(Records contained in a dataset)
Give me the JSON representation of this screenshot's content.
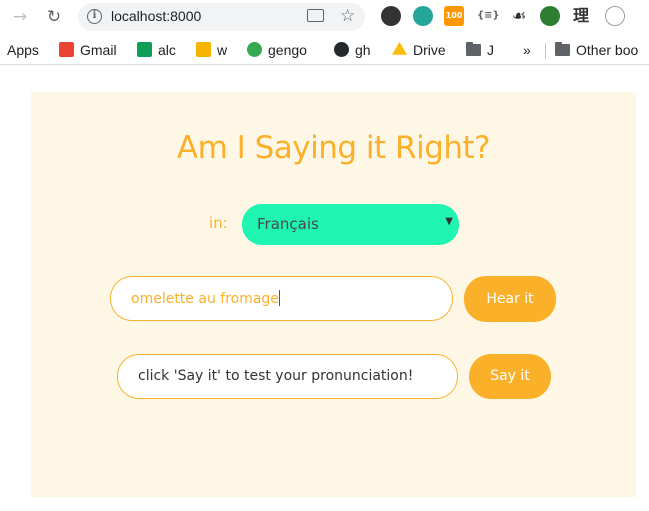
{
  "browser": {
    "url": "localhost:8000",
    "bookmarks": [
      {
        "label": "Apps",
        "icon": "apps-grid-icon",
        "color": "#4285f4"
      },
      {
        "label": "Gmail",
        "icon": "gmail-icon",
        "color": "#ea4335"
      },
      {
        "label": "alc",
        "icon": "alc-icon",
        "color": "#0f9d58"
      },
      {
        "label": "w",
        "icon": "w-icon",
        "color": "#f4b400"
      },
      {
        "label": "gengo",
        "icon": "gengo-icon",
        "color": "#34a853"
      },
      {
        "label": "gh",
        "icon": "github-icon",
        "color": "#24292e"
      },
      {
        "label": "Drive",
        "icon": "drive-icon",
        "color": "#fbbc04"
      },
      {
        "label": "J",
        "icon": "folder-icon",
        "color": "#5f6368"
      },
      {
        "label": "»",
        "icon": "chevron-more-icon",
        "color": "#5f6368"
      },
      {
        "label": "Other boo",
        "icon": "folder-icon",
        "color": "#5f6368"
      }
    ],
    "extensions": [
      {
        "icon": "mask-extension-icon",
        "color": "#333333",
        "text": ""
      },
      {
        "icon": "compass-extension-icon",
        "color": "#26a69a",
        "text": ""
      },
      {
        "icon": "rss-extension-icon",
        "color": "#ff9800",
        "text": "100"
      },
      {
        "icon": "json-extension-icon",
        "color": "#5f6368",
        "text": "{≡}"
      },
      {
        "icon": "gnome-extension-icon",
        "color": "#333333",
        "text": ""
      },
      {
        "icon": "circle-extension-icon",
        "color": "#2e7d32",
        "text": ""
      },
      {
        "icon": "kanji-extension-icon",
        "color": "#333333",
        "text": "理"
      },
      {
        "icon": "gear-extension-icon",
        "color": "#9e9e9e",
        "text": ""
      }
    ]
  },
  "app": {
    "title": "Am I Saying it Right?",
    "language_label": "in:",
    "language_selected": "Français",
    "phrase_value": "omelette au fromage",
    "hear_button": "Hear it",
    "status_text": "click 'Say it' to test your pronunciation!",
    "say_button": "Say it"
  },
  "colors": {
    "accent": "#fbb02a",
    "select_bg": "#1df5b0",
    "card_bg": "#fff7e5"
  }
}
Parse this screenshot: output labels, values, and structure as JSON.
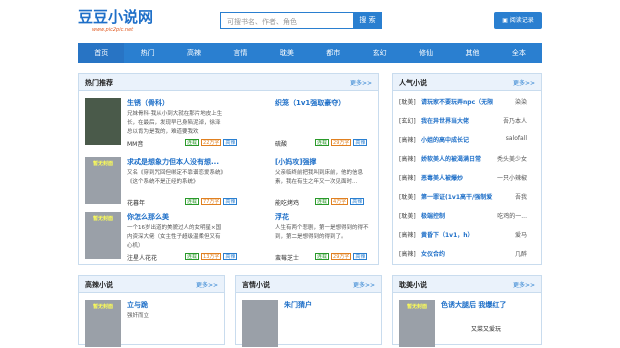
{
  "logo": {
    "title": "豆豆小说网",
    "subtitle": "www.pic2pic.net"
  },
  "search": {
    "placeholder": "可搜书名、作者、角色",
    "button": "搜 索"
  },
  "history_button": "阅读记录",
  "nav": [
    "首页",
    "热门",
    "高辣",
    "言情",
    "耽美",
    "都市",
    "玄幻",
    "修仙",
    "其他",
    "全本"
  ],
  "hot": {
    "title": "热门推荐",
    "more": "更多>>",
    "books": [
      {
        "title": "生锈（骨科）",
        "desc": "兄妹骨科·我从小到大就在那片地皮上生长，在最后，发现早已身陷泥淖，徐泽总以肯为是我的，难道要我欢",
        "author": "MM音",
        "tags": [
          "连载",
          "22万字",
          "高辣"
        ]
      },
      {
        "title": "织笼（1v1强取豪夺）",
        "desc": "",
        "author": "硫酸",
        "tags": [
          "连载",
          "29万字",
          "高辣"
        ]
      },
      {
        "title": "求忒是想象力但本人没有想...",
        "desc": "又名《穿到咒回但绑定不靠谱恋爱系统》《这个系统不是正经的系统》",
        "author": "花暮年",
        "tags": [
          "连载",
          "77万字",
          "高辣"
        ]
      },
      {
        "title": "[小妈攻]强撑",
        "desc": "父亲临终前把我叫到床前，他的信息素，我在有生之年又一次见面时...",
        "author": "能吃烤鸡",
        "tags": [
          "连载",
          "4万字",
          "高辣"
        ]
      },
      {
        "title": "你怎么那么美",
        "desc": "一个16岁出道的美貌过人的女明星×国内资深大佬（女主性子超级温柔但又有心机）",
        "author": "注星人花花",
        "tags": [
          "连载",
          "13万字",
          "高辣"
        ]
      },
      {
        "title": "浮花",
        "desc": "人生有两个悲剧，第一是想得到的得不到，第二是想得到的得到了。",
        "author": "蛮莓芝士",
        "tags": [
          "连载",
          "29万字",
          "高辣"
        ]
      }
    ]
  },
  "popular": {
    "title": "人气小说",
    "more": "更多>>",
    "items": [
      {
        "cat": "[耽美]",
        "title": "请玩家不要玩弄npc（无限）",
        "author": "染染"
      },
      {
        "cat": "[玄幻]",
        "title": "我在异世界当大佬",
        "author": "吾乃本人"
      },
      {
        "cat": "[高辣]",
        "title": "小姐的高中成长记",
        "author": "salofall"
      },
      {
        "cat": "[高辣]",
        "title": "娇软美人的被渴满日常",
        "author": "秃头美少女"
      },
      {
        "cat": "[高辣]",
        "title": "恶毒美人被爆炒",
        "author": "一只小辣椒"
      },
      {
        "cat": "[耽美]",
        "title": "第一罪证(1v1高干/强制爱)",
        "author": "吾我"
      },
      {
        "cat": "[耽美]",
        "title": "极端控制",
        "author": "吃鸡的一..."
      },
      {
        "cat": "[高辣]",
        "title": "黄昏下（1v1，h）",
        "author": "爱马"
      },
      {
        "cat": "[高辣]",
        "title": "女仪合约",
        "author": "几醉"
      }
    ]
  },
  "sections": [
    {
      "title": "高辣小说",
      "more": "更多>>",
      "book": {
        "title": "立与跪",
        "desc": "强奸而立"
      }
    },
    {
      "title": "言情小说",
      "more": "更多>>",
      "book": {
        "title": "朱门猜户",
        "desc": ""
      }
    },
    {
      "title": "耽美小说",
      "more": "更多>>",
      "book": {
        "title": "色诱大腿后 我爆红了",
        "desc": "",
        "author": "又菜又爱玩"
      }
    }
  ],
  "cover_label": "暂无封面",
  "colors": {
    "primary": "#2a7fd0",
    "title": "#1e6fc8",
    "accent": "#e05a20"
  }
}
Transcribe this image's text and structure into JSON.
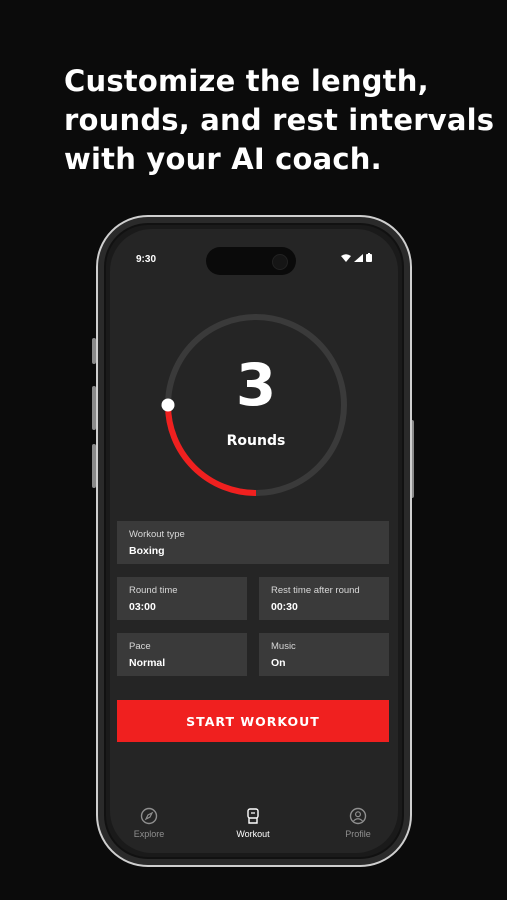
{
  "headline": {
    "line1": "Customize the length,",
    "line2": "rounds, and rest intervals",
    "line3": "with your AI coach."
  },
  "status_bar": {
    "time": "9:30"
  },
  "rounds": {
    "value": "3",
    "label": "Rounds",
    "progress": 0.25
  },
  "fields": {
    "workout_type": {
      "label": "Workout type",
      "value": "Boxing"
    },
    "round_time": {
      "label": "Round time",
      "value": "03:00"
    },
    "rest_time": {
      "label": "Rest time after round",
      "value": "00:30"
    },
    "pace": {
      "label": "Pace",
      "value": "Normal"
    },
    "music": {
      "label": "Music",
      "value": "On"
    }
  },
  "start_button": {
    "label": "START WORKOUT"
  },
  "nav": {
    "items": [
      {
        "label": "Explore",
        "icon": "compass-icon"
      },
      {
        "label": "Workout",
        "icon": "workout-icon"
      },
      {
        "label": "Profile",
        "icon": "profile-icon"
      }
    ],
    "active": "Workout"
  },
  "colors": {
    "accent": "#f0201f",
    "background": "#0b0b0b",
    "screen": "#252525",
    "card": "#3a3a3a"
  }
}
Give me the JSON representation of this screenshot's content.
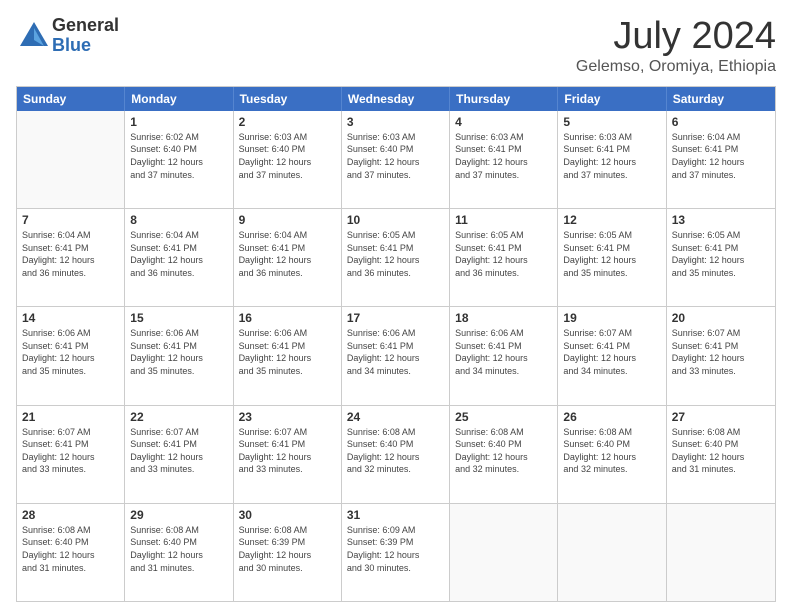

• **Aim of the exercise**: Go through the material above and print all of it exactly, except the pictures.

• **Task output**:
Give me the JSON representation of this screenshot's content.
{
  "browser": {
    "url": "localhost:8000",
    "bookmarks": [
      {
        "label": "Apps",
        "icon": "apps-grid-icon",
        "color": "#4285f4"
      },
      {
        "label": "Gmail",
        "icon": "gmail-icon",
        "color": "#ea4335"
      },
      {
        "label": "alc",
        "icon": "alc-icon",
        "color": "#0f9d58"
      },
      {
        "label": "w",
        "icon": "w-icon",
        "color": "#f4b400"
      },
      {
        "label": "gengo",
        "icon": "gengo-icon",
        "color": "#34a853"
      },
      {
        "label": "gh",
        "icon": "github-icon",
        "color": "#24292e"
      },
      {
        "label": "Drive",
        "icon": "drive-icon",
        "color": "#fbbc04"
      },
      {
        "label": "J",
        "icon": "folder-icon",
        "color": "#5f6368"
      },
      {
        "label": "»",
        "icon": "chevron-more-icon",
        "color": "#5f6368"
      },
      {
        "label": "Other boo",
        "icon": "folder-icon",
        "color": "#5f6368"
      }
    ],
    "extensions": [
      {
        "icon": "mask-extension-icon",
        "color": "#333333",
        "text": ""
      },
      {
        "icon": "compass-extension-icon",
        "color": "#26a69a",
        "text": ""
      },
      {
        "icon": "rss-extension-icon",
        "color": "#ff9800",
        "text": "100"
      },
      {
        "icon": "json-extension-icon",
        "color": "#5f6368",
        "text": "{≡}"
      },
      {
        "icon": "gnome-extension-icon",
        "color": "#333333",
        "text": ""
      },
      {
        "icon": "circle-extension-icon",
        "color": "#2e7d32",
        "text": ""
      },
      {
        "icon": "kanji-extension-icon",
        "color": "#333333",
        "text": "理"
      },
      {
        "icon": "gear-extension-icon",
        "color": "#9e9e9e",
        "text": ""
      }
    ]
  },
  "app": {
    "title": "Am I Saying it Right?",
    "language_label": "in:",
    "language_selected": "Français",
    "phrase_value": "omelette au fromage",
    "hear_button": "Hear it",
    "status_text": "click 'Say it' to test your pronunciation!",
    "say_button": "Say it"
  },
  "colors": {
    "accent": "#fbb02a",
    "select_bg": "#1df5b0",
    "card_bg": "#fff7e5"
  }
}
Parse this screenshot: output labels, values, and structure as JSON.
{
  "logo": {
    "title": "豆豆小说网",
    "subtitle": "www.pic2pic.net"
  },
  "search": {
    "placeholder": "可搜书名、作者、角色",
    "button": "搜 索"
  },
  "history_button": "阅读记录",
  "nav": [
    "首页",
    "热门",
    "高辣",
    "言情",
    "耽美",
    "都市",
    "玄幻",
    "修仙",
    "其他",
    "全本"
  ],
  "hot": {
    "title": "热门推荐",
    "more": "更多>>",
    "books": [
      {
        "title": "生锈（骨科）",
        "desc": "兄妹骨科·我从小到大就在那片地皮上生长，在最后，发现早已身陷泥淖，徐泽总以肯为是我的，难道要我欢",
        "author": "MM音",
        "tags": [
          "连载",
          "22万字",
          "高辣"
        ]
      },
      {
        "title": "织笼（1v1强取豪夺）",
        "desc": "",
        "author": "硫酸",
        "tags": [
          "连载",
          "29万字",
          "高辣"
        ]
      },
      {
        "title": "求忒是想象力但本人没有想...",
        "desc": "又名《穿到咒回但绑定不靠谱恋爱系统》《这个系统不是正经的系统》",
        "author": "花暮年",
        "tags": [
          "连载",
          "77万字",
          "高辣"
        ]
      },
      {
        "title": "[小妈攻]强撑",
        "desc": "父亲临终前把我叫到床前，他的信息素，我在有生之年又一次见面时...",
        "author": "能吃烤鸡",
        "tags": [
          "连载",
          "4万字",
          "高辣"
        ]
      },
      {
        "title": "你怎么那么美",
        "desc": "一个16岁出道的美貌过人的女明星×国内资深大佬（女主性子超级温柔但又有心机）",
        "author": "注星人花花",
        "tags": [
          "连载",
          "13万字",
          "高辣"
        ]
      },
      {
        "title": "浮花",
        "desc": "人生有两个悲剧，第一是想得到的得不到，第二是想得到的得到了。",
        "author": "蛮莓芝士",
        "tags": [
          "连载",
          "29万字",
          "高辣"
        ]
      }
    ]
  },
  "popular": {
    "title": "人气小说",
    "more": "更多>>",
    "items": [
      {
        "cat": "[耽美]",
        "title": "请玩家不要玩弄npc（无限）",
        "author": "染染"
      },
      {
        "cat": "[玄幻]",
        "title": "我在异世界当大佬",
        "author": "吾乃本人"
      },
      {
        "cat": "[高辣]",
        "title": "小姐的高中成长记",
        "author": "salofall"
      },
      {
        "cat": "[高辣]",
        "title": "娇软美人的被渴满日常",
        "author": "秃头美少女"
      },
      {
        "cat": "[高辣]",
        "title": "恶毒美人被爆炒",
        "author": "一只小辣椒"
      },
      {
        "cat": "[耽美]",
        "title": "第一罪证(1v1高干/强制爱)",
        "author": "吾我"
      },
      {
        "cat": "[耽美]",
        "title": "极端控制",
        "author": "吃鸡的一..."
      },
      {
        "cat": "[高辣]",
        "title": "黄昏下（1v1，h）",
        "author": "爱马"
      },
      {
        "cat": "[高辣]",
        "title": "女仪合约",
        "author": "几醉"
      }
    ]
  },
  "sections": [
    {
      "title": "高辣小说",
      "more": "更多>>",
      "book": {
        "title": "立与跪",
        "desc": "强奸而立"
      }
    },
    {
      "title": "言情小说",
      "more": "更多>>",
      "book": {
        "title": "朱门猜户",
        "desc": ""
      }
    },
    {
      "title": "耽美小说",
      "more": "更多>>",
      "book": {
        "title": "色诱大腿后 我爆红了",
        "desc": "",
        "author": "又菜又爱玩"
      }
    }
  ],
  "cover_label": "暂无封面",
  "colors": {
    "primary": "#2a7fd0",
    "title": "#1e6fc8",
    "accent": "#e05a20"
  }
}
Transcribe this image's text and structure into JSON.
{
  "headline": {
    "line1": "Customize the length,",
    "line2": "rounds, and rest intervals",
    "line3": "with your AI coach."
  },
  "status_bar": {
    "time": "9:30"
  },
  "rounds": {
    "value": "3",
    "label": "Rounds",
    "progress": 0.25
  },
  "fields": {
    "workout_type": {
      "label": "Workout type",
      "value": "Boxing"
    },
    "round_time": {
      "label": "Round time",
      "value": "03:00"
    },
    "rest_time": {
      "label": "Rest time after round",
      "value": "00:30"
    },
    "pace": {
      "label": "Pace",
      "value": "Normal"
    },
    "music": {
      "label": "Music",
      "value": "On"
    }
  },
  "start_button": {
    "label": "START WORKOUT"
  },
  "nav": {
    "items": [
      {
        "label": "Explore",
        "icon": "compass-icon"
      },
      {
        "label": "Workout",
        "icon": "workout-icon"
      },
      {
        "label": "Profile",
        "icon": "profile-icon"
      }
    ],
    "active": "Workout"
  },
  "colors": {
    "accent": "#f0201f",
    "background": "#0b0b0b",
    "screen": "#252525",
    "card": "#3a3a3a"
  }
}
Give me the JSON representation of this screenshot's content.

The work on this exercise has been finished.